[Recorded data]

****************

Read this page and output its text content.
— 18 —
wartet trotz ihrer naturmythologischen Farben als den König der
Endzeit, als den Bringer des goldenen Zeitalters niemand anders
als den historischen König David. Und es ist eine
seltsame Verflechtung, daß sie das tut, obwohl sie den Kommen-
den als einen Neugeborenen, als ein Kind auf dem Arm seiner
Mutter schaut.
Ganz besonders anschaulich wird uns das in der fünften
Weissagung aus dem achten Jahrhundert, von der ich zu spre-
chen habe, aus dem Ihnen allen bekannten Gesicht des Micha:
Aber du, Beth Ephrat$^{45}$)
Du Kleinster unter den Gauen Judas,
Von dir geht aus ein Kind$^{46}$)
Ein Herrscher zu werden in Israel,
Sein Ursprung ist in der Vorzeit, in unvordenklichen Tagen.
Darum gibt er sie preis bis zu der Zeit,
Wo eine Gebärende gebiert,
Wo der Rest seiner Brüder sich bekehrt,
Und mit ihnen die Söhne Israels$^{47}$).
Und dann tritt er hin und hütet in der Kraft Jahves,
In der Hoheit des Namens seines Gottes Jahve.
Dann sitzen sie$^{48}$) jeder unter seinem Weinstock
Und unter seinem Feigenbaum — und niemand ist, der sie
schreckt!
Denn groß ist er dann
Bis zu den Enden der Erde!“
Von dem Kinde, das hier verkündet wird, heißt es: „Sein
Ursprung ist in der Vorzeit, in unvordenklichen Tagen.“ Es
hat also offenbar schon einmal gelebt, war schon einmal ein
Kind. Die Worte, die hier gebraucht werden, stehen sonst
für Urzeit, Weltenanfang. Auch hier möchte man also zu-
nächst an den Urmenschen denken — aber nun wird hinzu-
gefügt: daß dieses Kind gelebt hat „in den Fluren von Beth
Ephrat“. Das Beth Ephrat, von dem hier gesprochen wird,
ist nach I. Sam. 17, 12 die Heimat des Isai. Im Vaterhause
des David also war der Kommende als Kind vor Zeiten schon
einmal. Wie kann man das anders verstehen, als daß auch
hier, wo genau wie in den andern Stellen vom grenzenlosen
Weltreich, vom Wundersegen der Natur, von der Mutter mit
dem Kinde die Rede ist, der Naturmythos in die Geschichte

****************

» SET EXERCISE: Print the material verbatim, all of it.

» TASK SOLUTION:
Read this page and output its text content.
— 18 —
wartet trotz ihrer naturmythologischen Farben als den König der
Endzeit, als den Bringer des goldenen Zeitalters niemand anders
als den historischen König David. Und es ist eine
seltsame Verflechtung, daß sie das tut, obwohl sie den Kommen-
den als einen Neugeborenen, als ein Kind auf dem Arm seiner
Mutter schaut.
Ganz besonders anschaulich wird uns das in der fünften
Weissagung aus dem achten Jahrhundert, von der ich zu spre-
chen habe, aus dem Ihnen allen bekannten Gesicht des Micha:
Aber du, Beth Ephrat$^{45}$)
Du Kleinster unter den Gauen Judas,
Von dir geht aus ein Kind$^{46}$)
Ein Herrscher zu werden in Israel,
Sein Ursprung ist in der Vorzeit, in unvordenklichen Tagen.
Darum gibt er sie preis bis zu der Zeit,
Wo eine Gebärende gebiert,
Wo der Rest seiner Brüder sich bekehrt,
Und mit ihnen die Söhne Israels$^{47}$).
Und dann tritt er hin und hütet in der Kraft Jahves,
In der Hoheit des Namens seines Gottes Jahve.
Dann sitzen sie$^{48}$) jeder unter seinem Weinstock
Und unter seinem Feigenbaum — und niemand ist, der sie
schreckt!
Denn groß ist er dann
Bis zu den Enden der Erde!“
Von dem Kinde, das hier verkündet wird, heißt es: „Sein
Ursprung ist in der Vorzeit, in unvordenklichen Tagen.“ Es
hat also offenbar schon einmal gelebt, war schon einmal ein
Kind. Die Worte, die hier gebraucht werden, stehen sonst
für Urzeit, Weltenanfang. Auch hier möchte man also zu-
nächst an den Urmenschen denken — aber nun wird hinzu-
gefügt: daß dieses Kind gelebt hat „in den Fluren von Beth
Ephrat“. Das Beth Ephrat, von dem hier gesprochen wird,
ist nach I. Sam. 17, 12 die Heimat des Isai. Im Vaterhause
des David also war der Kommende als Kind vor Zeiten schon
einmal. Wie kann man das anders verstehen, als daß auch
hier, wo genau wie in den andern Stellen vom grenzenlosen
Weltreich, vom Wundersegen der Natur, von der Mutter mit
dem Kinde die Rede ist, der Naturmythos in die Geschichte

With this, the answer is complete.